→ **Instructions to follow**
Scan the listing below. Report each line that includes "случайного".

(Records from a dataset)
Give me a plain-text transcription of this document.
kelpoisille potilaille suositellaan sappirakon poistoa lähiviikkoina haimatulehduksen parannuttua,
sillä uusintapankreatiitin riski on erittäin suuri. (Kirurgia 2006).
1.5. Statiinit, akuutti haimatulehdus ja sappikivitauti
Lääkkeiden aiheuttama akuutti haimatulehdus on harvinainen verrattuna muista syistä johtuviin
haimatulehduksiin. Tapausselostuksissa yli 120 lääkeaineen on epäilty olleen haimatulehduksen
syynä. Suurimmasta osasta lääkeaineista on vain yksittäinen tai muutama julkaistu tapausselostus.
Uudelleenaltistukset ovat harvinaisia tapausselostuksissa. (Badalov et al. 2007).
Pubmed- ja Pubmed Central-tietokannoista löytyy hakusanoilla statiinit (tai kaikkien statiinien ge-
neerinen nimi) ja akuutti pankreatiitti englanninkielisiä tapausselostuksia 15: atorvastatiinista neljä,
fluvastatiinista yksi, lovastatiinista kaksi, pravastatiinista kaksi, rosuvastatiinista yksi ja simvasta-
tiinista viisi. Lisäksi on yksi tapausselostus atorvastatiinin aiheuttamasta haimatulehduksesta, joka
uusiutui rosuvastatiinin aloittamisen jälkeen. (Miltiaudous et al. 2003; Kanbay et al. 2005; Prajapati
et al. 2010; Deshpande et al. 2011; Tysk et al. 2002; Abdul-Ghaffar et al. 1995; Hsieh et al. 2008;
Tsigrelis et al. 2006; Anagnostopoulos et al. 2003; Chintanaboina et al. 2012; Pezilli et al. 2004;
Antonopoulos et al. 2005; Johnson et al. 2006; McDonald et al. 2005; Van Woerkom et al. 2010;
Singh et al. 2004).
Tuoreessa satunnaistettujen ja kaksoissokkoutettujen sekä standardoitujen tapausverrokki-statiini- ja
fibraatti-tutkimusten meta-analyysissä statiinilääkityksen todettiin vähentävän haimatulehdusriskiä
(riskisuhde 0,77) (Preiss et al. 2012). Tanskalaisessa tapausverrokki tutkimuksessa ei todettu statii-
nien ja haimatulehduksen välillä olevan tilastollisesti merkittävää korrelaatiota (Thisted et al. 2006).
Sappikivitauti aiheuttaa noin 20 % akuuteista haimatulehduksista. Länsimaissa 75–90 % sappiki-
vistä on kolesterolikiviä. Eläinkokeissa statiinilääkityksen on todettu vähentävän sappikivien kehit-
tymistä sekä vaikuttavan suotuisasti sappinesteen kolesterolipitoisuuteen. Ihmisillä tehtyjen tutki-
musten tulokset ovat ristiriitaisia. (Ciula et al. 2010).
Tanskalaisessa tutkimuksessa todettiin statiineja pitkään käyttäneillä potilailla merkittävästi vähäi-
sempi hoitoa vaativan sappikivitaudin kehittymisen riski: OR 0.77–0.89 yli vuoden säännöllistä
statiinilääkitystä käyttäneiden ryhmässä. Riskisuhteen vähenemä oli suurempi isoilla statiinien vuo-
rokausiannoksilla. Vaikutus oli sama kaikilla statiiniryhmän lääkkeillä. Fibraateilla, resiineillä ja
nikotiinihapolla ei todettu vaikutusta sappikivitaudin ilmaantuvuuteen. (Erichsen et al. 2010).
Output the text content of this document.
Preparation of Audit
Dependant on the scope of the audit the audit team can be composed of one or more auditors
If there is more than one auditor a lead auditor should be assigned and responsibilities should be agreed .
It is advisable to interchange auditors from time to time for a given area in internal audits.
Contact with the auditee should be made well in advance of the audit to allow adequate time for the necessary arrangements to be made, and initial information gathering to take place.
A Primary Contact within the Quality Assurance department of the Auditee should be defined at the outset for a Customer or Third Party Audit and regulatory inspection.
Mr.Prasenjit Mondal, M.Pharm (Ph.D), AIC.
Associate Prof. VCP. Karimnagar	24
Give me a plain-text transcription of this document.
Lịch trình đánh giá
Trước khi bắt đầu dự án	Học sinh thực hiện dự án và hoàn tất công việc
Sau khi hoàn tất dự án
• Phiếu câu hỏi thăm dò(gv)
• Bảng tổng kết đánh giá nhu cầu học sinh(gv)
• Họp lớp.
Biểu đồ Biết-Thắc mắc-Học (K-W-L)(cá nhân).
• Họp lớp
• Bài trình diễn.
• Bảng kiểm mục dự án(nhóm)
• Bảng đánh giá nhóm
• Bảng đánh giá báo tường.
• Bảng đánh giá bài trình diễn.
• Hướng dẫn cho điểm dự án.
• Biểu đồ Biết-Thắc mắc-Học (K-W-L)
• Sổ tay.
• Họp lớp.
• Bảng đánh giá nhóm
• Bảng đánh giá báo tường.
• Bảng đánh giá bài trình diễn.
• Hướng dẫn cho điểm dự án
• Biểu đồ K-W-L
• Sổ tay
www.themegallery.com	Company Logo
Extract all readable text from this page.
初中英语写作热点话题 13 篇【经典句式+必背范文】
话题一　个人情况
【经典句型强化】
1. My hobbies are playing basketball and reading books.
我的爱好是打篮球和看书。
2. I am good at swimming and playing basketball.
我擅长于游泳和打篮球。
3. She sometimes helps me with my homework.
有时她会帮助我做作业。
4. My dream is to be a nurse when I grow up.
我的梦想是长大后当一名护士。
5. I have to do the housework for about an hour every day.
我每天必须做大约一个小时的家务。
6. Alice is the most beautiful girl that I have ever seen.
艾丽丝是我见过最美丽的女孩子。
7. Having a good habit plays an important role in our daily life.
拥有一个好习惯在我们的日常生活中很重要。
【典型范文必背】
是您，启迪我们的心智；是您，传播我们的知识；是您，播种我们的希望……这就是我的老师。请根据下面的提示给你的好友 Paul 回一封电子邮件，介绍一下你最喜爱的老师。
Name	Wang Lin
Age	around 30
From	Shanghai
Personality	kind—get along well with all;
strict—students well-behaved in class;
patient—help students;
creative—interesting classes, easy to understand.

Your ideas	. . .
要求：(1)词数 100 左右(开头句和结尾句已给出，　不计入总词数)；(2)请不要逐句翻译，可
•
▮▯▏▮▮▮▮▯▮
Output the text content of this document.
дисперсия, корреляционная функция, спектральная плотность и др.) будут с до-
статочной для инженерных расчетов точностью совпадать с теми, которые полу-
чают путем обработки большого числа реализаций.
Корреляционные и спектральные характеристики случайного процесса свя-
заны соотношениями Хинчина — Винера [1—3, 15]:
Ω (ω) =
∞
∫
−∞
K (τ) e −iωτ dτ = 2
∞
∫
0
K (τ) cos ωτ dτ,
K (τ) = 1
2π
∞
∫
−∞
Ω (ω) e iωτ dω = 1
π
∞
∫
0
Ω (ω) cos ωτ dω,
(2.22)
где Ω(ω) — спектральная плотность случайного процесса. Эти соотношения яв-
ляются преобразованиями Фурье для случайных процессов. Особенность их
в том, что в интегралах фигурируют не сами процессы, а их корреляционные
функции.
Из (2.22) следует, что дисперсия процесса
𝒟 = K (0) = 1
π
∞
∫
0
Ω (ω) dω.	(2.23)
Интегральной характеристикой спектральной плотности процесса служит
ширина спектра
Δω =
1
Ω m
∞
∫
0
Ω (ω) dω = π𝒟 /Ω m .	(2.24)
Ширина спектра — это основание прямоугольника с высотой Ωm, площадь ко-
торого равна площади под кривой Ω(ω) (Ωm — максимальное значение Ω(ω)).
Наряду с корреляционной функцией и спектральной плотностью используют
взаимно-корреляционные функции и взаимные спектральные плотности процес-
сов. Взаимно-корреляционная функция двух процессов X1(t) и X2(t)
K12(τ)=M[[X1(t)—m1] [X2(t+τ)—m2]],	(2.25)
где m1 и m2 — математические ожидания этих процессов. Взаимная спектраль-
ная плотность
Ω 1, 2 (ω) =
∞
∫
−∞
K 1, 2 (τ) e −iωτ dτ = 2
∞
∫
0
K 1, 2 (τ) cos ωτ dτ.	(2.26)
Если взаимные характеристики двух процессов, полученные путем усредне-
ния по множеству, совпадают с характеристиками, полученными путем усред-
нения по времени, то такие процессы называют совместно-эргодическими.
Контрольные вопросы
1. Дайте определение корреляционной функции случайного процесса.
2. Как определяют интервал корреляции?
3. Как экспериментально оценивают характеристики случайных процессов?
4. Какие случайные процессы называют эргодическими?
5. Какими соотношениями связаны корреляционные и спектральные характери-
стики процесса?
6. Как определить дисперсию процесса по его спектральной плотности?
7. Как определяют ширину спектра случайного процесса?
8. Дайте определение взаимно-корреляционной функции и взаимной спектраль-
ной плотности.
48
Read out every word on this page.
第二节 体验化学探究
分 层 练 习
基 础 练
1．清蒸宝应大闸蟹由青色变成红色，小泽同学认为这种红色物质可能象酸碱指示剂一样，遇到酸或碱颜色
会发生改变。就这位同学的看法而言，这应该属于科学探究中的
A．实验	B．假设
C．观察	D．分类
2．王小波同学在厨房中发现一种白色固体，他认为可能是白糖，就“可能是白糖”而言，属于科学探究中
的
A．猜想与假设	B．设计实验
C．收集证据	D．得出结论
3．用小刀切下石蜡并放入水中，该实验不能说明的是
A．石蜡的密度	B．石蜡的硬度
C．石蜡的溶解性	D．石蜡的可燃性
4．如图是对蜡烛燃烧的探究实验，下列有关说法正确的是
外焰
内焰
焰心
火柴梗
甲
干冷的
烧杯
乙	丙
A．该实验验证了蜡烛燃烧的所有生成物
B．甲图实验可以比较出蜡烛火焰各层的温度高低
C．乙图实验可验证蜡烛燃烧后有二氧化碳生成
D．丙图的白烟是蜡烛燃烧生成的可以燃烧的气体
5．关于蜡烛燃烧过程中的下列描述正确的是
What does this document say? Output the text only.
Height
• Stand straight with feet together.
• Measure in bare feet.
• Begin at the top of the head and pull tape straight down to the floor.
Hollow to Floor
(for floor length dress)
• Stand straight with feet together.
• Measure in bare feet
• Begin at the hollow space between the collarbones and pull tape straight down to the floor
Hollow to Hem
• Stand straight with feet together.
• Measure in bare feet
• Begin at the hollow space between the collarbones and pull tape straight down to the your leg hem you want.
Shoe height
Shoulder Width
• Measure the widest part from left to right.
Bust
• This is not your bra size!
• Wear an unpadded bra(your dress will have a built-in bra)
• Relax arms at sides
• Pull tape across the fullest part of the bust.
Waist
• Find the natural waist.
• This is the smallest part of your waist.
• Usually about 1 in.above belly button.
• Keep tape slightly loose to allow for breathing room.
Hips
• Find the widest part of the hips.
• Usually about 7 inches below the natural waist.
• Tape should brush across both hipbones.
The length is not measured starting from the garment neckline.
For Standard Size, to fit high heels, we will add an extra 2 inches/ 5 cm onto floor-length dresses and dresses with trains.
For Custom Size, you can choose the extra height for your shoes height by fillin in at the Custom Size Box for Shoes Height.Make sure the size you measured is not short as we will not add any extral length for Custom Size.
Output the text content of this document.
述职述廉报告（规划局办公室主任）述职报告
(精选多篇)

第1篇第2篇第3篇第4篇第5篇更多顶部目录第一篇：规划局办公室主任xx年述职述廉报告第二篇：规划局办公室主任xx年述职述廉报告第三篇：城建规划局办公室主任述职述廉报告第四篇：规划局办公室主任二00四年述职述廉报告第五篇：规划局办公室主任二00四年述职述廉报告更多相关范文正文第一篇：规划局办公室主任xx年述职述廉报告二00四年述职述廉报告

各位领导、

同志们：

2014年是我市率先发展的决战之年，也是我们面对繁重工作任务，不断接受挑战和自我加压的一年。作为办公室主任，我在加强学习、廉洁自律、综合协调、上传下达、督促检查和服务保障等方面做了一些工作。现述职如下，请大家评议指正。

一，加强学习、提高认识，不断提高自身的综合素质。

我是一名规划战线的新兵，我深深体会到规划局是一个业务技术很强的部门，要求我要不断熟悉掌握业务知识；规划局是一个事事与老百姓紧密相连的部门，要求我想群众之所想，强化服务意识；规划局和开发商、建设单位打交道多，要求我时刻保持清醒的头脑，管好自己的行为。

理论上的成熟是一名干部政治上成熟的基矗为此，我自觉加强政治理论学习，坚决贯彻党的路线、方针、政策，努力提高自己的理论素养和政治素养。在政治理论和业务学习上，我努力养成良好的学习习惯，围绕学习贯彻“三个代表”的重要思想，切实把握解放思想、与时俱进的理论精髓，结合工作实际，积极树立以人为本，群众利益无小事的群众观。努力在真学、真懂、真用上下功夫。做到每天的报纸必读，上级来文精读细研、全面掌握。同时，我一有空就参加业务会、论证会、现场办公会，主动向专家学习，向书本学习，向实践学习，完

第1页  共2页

→ **Full answer**
Корреляционные и спектральные характеристики случайного процесса свя-
где Ω(ω) — спектральная плотность случайного процесса. Эти соотношения яв-
1. Дайте определение корреляционной функции случайного процесса.
7. Как определяют ширину спектра случайного процесса?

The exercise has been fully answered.